# RECORD EXTRACTS:
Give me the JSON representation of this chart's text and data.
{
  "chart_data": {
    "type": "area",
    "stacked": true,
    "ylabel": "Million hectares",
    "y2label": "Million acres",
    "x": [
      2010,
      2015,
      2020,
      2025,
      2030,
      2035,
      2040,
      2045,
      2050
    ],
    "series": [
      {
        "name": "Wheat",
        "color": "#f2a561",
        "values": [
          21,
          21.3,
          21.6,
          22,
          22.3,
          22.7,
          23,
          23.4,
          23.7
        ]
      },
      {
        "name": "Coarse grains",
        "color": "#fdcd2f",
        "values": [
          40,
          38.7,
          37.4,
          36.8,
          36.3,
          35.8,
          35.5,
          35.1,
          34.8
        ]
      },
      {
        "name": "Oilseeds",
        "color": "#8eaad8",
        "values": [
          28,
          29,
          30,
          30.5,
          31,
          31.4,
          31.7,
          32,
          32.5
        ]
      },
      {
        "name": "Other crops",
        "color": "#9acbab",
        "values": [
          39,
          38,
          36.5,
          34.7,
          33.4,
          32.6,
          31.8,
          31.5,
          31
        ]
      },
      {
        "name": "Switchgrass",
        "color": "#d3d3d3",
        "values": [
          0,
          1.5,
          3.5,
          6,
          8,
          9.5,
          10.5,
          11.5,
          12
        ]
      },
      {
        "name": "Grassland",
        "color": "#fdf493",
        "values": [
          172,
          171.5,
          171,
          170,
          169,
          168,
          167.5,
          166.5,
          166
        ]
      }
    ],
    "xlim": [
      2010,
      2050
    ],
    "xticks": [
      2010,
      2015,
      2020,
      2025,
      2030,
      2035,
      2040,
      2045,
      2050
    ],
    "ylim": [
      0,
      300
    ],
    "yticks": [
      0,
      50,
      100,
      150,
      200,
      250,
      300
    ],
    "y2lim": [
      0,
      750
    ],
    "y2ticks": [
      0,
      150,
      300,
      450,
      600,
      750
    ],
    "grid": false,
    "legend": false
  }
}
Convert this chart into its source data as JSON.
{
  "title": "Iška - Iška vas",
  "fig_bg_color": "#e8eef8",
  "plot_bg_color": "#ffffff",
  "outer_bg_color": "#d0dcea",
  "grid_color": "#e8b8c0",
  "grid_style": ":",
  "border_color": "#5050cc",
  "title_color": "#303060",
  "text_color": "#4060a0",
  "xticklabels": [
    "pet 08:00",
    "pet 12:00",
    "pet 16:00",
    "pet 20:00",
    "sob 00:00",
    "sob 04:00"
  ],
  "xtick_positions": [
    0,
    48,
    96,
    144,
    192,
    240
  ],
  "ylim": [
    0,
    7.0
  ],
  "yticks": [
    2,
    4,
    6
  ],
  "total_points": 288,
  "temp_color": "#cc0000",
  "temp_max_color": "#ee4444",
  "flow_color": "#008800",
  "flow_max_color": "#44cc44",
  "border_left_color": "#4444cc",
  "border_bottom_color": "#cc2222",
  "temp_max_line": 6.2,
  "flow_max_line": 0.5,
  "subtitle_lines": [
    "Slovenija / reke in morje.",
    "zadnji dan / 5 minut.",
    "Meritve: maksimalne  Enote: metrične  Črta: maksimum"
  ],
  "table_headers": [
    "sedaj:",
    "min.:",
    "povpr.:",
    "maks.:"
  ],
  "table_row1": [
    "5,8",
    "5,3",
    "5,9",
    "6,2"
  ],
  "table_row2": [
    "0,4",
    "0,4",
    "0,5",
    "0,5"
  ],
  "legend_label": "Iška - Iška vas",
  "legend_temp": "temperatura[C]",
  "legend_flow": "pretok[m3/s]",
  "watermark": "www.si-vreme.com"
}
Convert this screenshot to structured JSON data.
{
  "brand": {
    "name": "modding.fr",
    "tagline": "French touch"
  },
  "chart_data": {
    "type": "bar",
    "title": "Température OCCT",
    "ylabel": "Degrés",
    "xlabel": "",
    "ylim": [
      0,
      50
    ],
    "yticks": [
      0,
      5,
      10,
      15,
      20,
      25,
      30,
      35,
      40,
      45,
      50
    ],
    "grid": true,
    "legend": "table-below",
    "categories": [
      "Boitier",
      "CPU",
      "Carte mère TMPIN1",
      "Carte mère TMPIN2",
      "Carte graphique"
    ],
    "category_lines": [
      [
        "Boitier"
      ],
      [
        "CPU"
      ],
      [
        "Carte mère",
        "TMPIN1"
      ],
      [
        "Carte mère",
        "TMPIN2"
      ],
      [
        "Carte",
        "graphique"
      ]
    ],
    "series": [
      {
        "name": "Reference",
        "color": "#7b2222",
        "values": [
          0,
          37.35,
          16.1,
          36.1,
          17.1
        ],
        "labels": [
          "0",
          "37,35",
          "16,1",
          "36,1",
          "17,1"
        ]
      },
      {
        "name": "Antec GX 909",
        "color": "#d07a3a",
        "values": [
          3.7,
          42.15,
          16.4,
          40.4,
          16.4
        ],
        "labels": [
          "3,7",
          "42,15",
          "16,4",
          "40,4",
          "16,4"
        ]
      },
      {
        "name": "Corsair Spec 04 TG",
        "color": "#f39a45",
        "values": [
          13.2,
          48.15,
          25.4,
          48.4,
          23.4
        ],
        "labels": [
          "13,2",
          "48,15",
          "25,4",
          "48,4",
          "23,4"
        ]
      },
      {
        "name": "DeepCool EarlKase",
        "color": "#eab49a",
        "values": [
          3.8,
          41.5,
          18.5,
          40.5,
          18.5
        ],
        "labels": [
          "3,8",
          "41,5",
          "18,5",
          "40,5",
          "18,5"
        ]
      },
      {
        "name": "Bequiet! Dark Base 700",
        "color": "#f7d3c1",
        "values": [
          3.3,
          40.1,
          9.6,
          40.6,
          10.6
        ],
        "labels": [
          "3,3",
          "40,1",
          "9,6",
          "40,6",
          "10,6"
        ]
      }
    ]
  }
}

# TASK:
Exactly as written, please output every entry.

# FINISHED EXERCISE:
Give me the JSON representation of this chart's text and data.
{
  "chart_data": {
    "type": "area",
    "stacked": true,
    "ylabel": "Million hectares",
    "y2label": "Million acres",
    "x": [
      2010,
      2015,
      2020,
      2025,
      2030,
      2035,
      2040,
      2045,
      2050
    ],
    "series": [
      {
        "name": "Wheat",
        "color": "#f2a561",
        "values": [
          21,
          21.3,
          21.6,
          22,
          22.3,
          22.7,
          23,
          23.4,
          23.7
        ]
      },
      {
        "name": "Coarse grains",
        "color": "#fdcd2f",
        "values": [
          40,
          38.7,
          37.4,
          36.8,
          36.3,
          35.8,
          35.5,
          35.1,
          34.8
        ]
      },
      {
        "name": "Oilseeds",
        "color": "#8eaad8",
        "values": [
          28,
          29,
          30,
          30.5,
          31,
          31.4,
          31.7,
          32,
          32.5
        ]
      },
      {
        "name": "Other crops",
        "color": "#9acbab",
        "values": [
          39,
          38,
          36.5,
          34.7,
          33.4,
          32.6,
          31.8,
          31.5,
          31
        ]
      },
      {
        "name": "Switchgrass",
        "color": "#d3d3d3",
        "values": [
          0,
          1.5,
          3.5,
          6,
          8,
          9.5,
          10.5,
          11.5,
          12
        ]
      },
      {
        "name": "Grassland",
        "color": "#fdf493",
        "values": [
          172,
          171.5,
          171,
          170,
          169,
          168,
          167.5,
          166.5,
          166
        ]
      }
    ],
    "xlim": [
      2010,
      2050
    ],
    "xticks": [
      2010,
      2015,
      2020,
      2025,
      2030,
      2035,
      2040,
      2045,
      2050
    ],
    "ylim": [
      0,
      300
    ],
    "yticks": [
      0,
      50,
      100,
      150,
      200,
      250,
      300
    ],
    "y2lim": [
      0,
      750
    ],
    "y2ticks": [
      0,
      150,
      300,
      450,
      600,
      750
    ],
    "grid": false,
    "legend": false
  }
}
Convert this chart into its source data as JSON.
{
  "title": "Iška - Iška vas",
  "fig_bg_color": "#e8eef8",
  "plot_bg_color": "#ffffff",
  "outer_bg_color": "#d0dcea",
  "grid_color": "#e8b8c0",
  "grid_style": ":",
  "border_color": "#5050cc",
  "title_color": "#303060",
  "text_color": "#4060a0",
  "xticklabels": [
    "pet 08:00",
    "pet 12:00",
    "pet 16:00",
    "pet 20:00",
    "sob 00:00",
    "sob 04:00"
  ],
  "xtick_positions": [
    0,
    48,
    96,
    144,
    192,
    240
  ],
  "ylim": [
    0,
    7.0
  ],
  "yticks": [
    2,
    4,
    6
  ],
  "total_points": 288,
  "temp_color": "#cc0000",
  "temp_max_color": "#ee4444",
  "flow_color": "#008800",
  "flow_max_color": "#44cc44",
  "border_left_color": "#4444cc",
  "border_bottom_color": "#cc2222",
  "temp_max_line": 6.2,
  "flow_max_line": 0.5,
  "subtitle_lines": [
    "Slovenija / reke in morje.",
    "zadnji dan / 5 minut.",
    "Meritve: maksimalne  Enote: metrične  Črta: maksimum"
  ],
  "table_headers": [
    "sedaj:",
    "min.:",
    "povpr.:",
    "maks.:"
  ],
  "table_row1": [
    "5,8",
    "5,3",
    "5,9",
    "6,2"
  ],
  "table_row2": [
    "0,4",
    "0,4",
    "0,5",
    "0,5"
  ],
  "legend_label": "Iška - Iška vas",
  "legend_temp": "temperatura[C]",
  "legend_flow": "pretok[m3/s]",
  "watermark": "www.si-vreme.com"
}
Convert this screenshot to structured JSON data.
{
  "brand": {
    "name": "modding.fr",
    "tagline": "French touch"
  },
  "chart_data": {
    "type": "bar",
    "title": "Température OCCT",
    "ylabel": "Degrés",
    "xlabel": "",
    "ylim": [
      0,
      50
    ],
    "yticks": [
      0,
      5,
      10,
      15,
      20,
      25,
      30,
      35,
      40,
      45,
      50
    ],
    "grid": true,
    "legend": "table-below",
    "categories": [
      "Boitier",
      "CPU",
      "Carte mère TMPIN1",
      "Carte mère TMPIN2",
      "Carte graphique"
    ],
    "category_lines": [
      [
        "Boitier"
      ],
      [
        "CPU"
      ],
      [
        "Carte mère",
        "TMPIN1"
      ],
      [
        "Carte mère",
        "TMPIN2"
      ],
      [
        "Carte",
        "graphique"
      ]
    ],
    "series": [
      {
        "name": "Reference",
        "color": "#7b2222",
        "values": [
          0,
          37.35,
          16.1,
          36.1,
          17.1
        ],
        "labels": [
          "0",
          "37,35",
          "16,1",
          "36,1",
          "17,1"
        ]
      },
      {
        "name": "Antec GX 909",
        "color": "#d07a3a",
        "values": [
          3.7,
          42.15,
          16.4,
          40.4,
          16.4
        ],
        "labels": [
          "3,7",
          "42,15",
          "16,4",
          "40,4",
          "16,4"
        ]
      },
      {
        "name": "Corsair Spec 04 TG",
        "color": "#f39a45",
        "values": [
          13.2,
          48.15,
          25.4,
          48.4,
          23.4
        ],
        "labels": [
          "13,2",
          "48,15",
          "25,4",
          "48,4",
          "23,4"
        ]
      },
      {
        "name": "DeepCool EarlKase",
        "color": "#eab49a",
        "values": [
          3.8,
          41.5,
          18.5,
          40.5,
          18.5
        ],
        "labels": [
          "3,8",
          "41,5",
          "18,5",
          "40,5",
          "18,5"
        ]
      },
      {
        "name": "Bequiet! Dark Base 700",
        "color": "#f7d3c1",
        "values": [
          3.3,
          40.1,
          9.6,
          40.6,
          10.6
        ],
        "labels": [
          "3,3",
          "40,1",
          "9,6",
          "40,6",
          "10,6"
        ]
      }
    ]
  }
}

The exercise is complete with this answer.